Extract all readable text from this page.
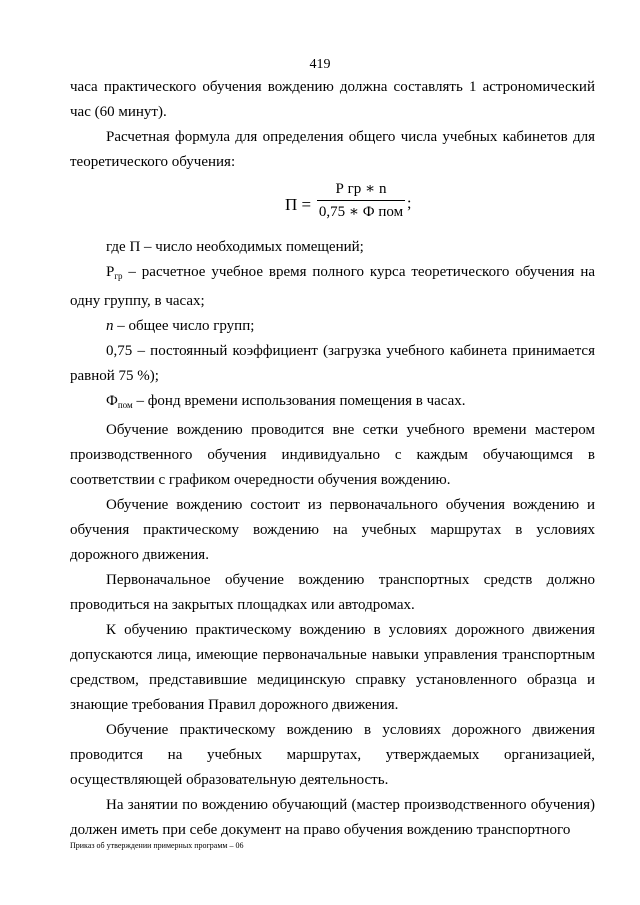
419

часа практического обучения вождению должна составлять 1 астрономический час (60 минут).

Расчетная формула для определения общего числа учебных кабинетов для теоретического обучения:

П =
Р гр ∗ n
0,75 ∗ Ф пом ;

где П – число необходимых помещений;

$Р_{гр}$ – расчетное учебное время полного курса теоретического обучения на одну группу, в часах;

n – общее число групп;

0,75 – постоянный коэффициент (загрузка учебного кабинета принимается равной 75 %);

$Ф_{пом}$ – фонд времени использования помещения в часах.

Обучение вождению проводится вне сетки учебного времени мастером производственного обучения индивидуально с каждым обучающимся в соответствии с графиком очередности обучения вождению.

Обучение вождению состоит из первоначального обучения вождению и обучения практическому вождению на учебных маршрутах в условиях дорожного движения.

Первоначальное обучение вождению транспортных средств должно проводиться на закрытых площадках или автодромах.

К обучению практическому вождению в условиях дорожного движения допускаются лица, имеющие первоначальные навыки управления транспортным средством, представившие медицинскую справку установленного образца и знающие требования Правил дорожного движения.

Обучение практическому вождению в условиях дорожного движения проводится на учебных маршрутах, утверждаемых организацией, осуществляющей образовательную деятельность.

На занятии по вождению обучающий (мастер производственного обучения) должен иметь при себе документ на право обучения вождению транспортного

Приказ об утверждении примерных программ – 06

• TO BE DONE
Print each record exactly as it stands, leaving the images out.

• THE SOLUTION
Extract all readable text from this page.
419

часа практического обучения вождению должна составлять 1 астрономический час (60 минут).

Расчетная формула для определения общего числа учебных кабинетов для теоретического обучения:

П =
Р гр ∗ n
0,75 ∗ Ф пом ;

где П – число необходимых помещений;

$Р_{гр}$ – расчетное учебное время полного курса теоретического обучения на одну группу, в часах;

n – общее число групп;

0,75 – постоянный коэффициент (загрузка учебного кабинета принимается равной 75 %);

$Ф_{пом}$ – фонд времени использования помещения в часах.

Обучение вождению проводится вне сетки учебного времени мастером производственного обучения индивидуально с каждым обучающимся в соответствии с графиком очередности обучения вождению.

Обучение вождению состоит из первоначального обучения вождению и обучения практическому вождению на учебных маршрутах в условиях дорожного движения.

Первоначальное обучение вождению транспортных средств должно проводиться на закрытых площадках или автодромах.

К обучению практическому вождению в условиях дорожного движения допускаются лица, имеющие первоначальные навыки управления транспортным средством, представившие медицинскую справку установленного образца и знающие требования Правил дорожного движения.

Обучение практическому вождению в условиях дорожного движения проводится на учебных маршрутах, утверждаемых организацией, осуществляющей образовательную деятельность.

На занятии по вождению обучающий (мастер производственного обучения) должен иметь при себе документ на право обучения вождению транспортного

Приказ об утверждении примерных программ – 06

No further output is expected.